What is asked » Copy out every line of the records where the string "Bangi" occurs.

Data shown »
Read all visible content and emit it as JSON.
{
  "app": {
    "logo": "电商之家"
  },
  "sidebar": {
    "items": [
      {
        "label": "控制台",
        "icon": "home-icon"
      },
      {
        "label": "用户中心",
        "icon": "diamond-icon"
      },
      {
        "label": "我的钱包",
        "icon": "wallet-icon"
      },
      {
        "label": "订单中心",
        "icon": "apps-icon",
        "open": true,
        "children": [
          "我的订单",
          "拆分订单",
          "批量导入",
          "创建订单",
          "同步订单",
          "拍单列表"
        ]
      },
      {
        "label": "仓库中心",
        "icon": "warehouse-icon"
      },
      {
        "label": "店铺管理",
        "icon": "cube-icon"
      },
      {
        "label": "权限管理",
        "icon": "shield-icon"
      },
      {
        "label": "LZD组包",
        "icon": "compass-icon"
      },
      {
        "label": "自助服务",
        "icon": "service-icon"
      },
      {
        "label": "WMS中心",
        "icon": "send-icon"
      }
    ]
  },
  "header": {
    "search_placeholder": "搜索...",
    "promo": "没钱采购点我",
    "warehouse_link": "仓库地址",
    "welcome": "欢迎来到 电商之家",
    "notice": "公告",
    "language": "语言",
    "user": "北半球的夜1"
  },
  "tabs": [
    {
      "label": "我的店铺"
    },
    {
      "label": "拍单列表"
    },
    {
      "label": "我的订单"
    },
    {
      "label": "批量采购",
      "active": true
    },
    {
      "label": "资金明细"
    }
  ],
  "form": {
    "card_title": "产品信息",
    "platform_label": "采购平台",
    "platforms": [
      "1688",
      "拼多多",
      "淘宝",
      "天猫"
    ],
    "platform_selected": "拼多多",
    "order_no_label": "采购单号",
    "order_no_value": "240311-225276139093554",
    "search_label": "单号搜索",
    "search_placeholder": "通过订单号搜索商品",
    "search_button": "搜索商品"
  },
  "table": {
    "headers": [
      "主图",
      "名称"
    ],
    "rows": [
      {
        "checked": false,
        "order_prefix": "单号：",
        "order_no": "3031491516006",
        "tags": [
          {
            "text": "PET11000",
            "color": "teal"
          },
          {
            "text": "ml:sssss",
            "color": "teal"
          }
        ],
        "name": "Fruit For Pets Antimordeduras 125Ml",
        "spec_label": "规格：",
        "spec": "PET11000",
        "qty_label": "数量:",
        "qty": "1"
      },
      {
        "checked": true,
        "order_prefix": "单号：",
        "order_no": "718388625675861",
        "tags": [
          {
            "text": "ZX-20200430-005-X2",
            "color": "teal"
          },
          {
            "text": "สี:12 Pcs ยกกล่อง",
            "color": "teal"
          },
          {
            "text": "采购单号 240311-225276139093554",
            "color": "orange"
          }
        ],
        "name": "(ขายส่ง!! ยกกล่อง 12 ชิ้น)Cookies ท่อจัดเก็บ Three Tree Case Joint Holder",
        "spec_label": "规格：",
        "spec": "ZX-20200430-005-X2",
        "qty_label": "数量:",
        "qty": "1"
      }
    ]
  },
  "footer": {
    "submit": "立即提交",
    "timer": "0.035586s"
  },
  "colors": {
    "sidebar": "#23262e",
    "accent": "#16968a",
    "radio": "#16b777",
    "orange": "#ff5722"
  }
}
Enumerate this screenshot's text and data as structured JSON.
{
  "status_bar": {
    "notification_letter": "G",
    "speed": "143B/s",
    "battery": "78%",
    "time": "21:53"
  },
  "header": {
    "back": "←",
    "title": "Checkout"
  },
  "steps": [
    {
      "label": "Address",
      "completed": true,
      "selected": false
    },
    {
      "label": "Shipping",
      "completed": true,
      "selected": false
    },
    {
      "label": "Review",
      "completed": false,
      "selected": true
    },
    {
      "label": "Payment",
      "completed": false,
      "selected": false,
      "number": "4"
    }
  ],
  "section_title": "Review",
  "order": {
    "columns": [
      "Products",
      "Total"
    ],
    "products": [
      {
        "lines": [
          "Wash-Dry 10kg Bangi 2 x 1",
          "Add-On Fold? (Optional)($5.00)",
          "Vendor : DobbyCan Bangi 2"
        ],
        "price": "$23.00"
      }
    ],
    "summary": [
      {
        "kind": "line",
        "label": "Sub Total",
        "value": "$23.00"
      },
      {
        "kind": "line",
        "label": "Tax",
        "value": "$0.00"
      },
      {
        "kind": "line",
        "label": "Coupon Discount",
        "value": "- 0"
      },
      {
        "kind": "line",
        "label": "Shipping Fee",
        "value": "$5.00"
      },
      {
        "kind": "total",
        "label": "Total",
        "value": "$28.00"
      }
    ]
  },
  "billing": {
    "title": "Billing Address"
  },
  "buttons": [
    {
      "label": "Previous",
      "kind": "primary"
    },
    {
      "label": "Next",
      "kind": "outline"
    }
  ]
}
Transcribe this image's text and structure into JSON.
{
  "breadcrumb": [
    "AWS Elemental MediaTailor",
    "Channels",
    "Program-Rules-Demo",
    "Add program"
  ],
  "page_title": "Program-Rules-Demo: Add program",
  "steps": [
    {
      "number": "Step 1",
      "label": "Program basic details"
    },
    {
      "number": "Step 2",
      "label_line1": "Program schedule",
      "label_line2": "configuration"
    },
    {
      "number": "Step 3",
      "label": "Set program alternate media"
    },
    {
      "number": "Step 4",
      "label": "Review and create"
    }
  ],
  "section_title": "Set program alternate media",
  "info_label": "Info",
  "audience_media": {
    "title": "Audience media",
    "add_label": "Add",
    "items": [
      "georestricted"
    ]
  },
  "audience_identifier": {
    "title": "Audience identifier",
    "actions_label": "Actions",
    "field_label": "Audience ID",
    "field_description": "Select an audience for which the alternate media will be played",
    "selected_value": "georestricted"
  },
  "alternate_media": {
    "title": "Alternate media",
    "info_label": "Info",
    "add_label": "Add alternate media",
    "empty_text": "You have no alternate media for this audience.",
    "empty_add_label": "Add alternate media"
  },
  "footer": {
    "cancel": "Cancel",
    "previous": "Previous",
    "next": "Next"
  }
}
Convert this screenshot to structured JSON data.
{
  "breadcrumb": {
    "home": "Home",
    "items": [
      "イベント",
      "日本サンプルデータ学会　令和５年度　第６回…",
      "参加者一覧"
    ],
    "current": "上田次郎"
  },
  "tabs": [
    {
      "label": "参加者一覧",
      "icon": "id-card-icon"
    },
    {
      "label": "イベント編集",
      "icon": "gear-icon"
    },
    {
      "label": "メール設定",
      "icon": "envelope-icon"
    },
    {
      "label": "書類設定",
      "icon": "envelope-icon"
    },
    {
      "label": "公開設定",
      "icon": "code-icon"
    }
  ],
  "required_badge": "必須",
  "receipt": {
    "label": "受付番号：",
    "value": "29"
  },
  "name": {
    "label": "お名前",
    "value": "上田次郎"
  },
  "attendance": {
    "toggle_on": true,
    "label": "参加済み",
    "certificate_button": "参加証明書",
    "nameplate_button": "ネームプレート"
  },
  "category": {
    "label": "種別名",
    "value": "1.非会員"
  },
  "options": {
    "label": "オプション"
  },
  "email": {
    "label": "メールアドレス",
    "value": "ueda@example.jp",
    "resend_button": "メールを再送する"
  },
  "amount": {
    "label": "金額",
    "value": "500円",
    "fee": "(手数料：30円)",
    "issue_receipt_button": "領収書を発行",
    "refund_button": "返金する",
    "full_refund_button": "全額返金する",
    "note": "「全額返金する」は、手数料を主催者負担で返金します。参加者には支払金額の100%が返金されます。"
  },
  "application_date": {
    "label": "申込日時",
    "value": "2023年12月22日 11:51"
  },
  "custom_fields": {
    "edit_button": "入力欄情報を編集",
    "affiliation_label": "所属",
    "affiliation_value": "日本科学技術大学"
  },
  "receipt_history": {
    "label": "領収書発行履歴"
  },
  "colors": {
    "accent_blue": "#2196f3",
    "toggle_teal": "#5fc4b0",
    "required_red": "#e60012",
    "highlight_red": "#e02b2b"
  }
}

Response to this exercise »
          "Wash-Dry 10kg Bangi 2 x 1",
          "Vendor : DobbyCan Bangi 2"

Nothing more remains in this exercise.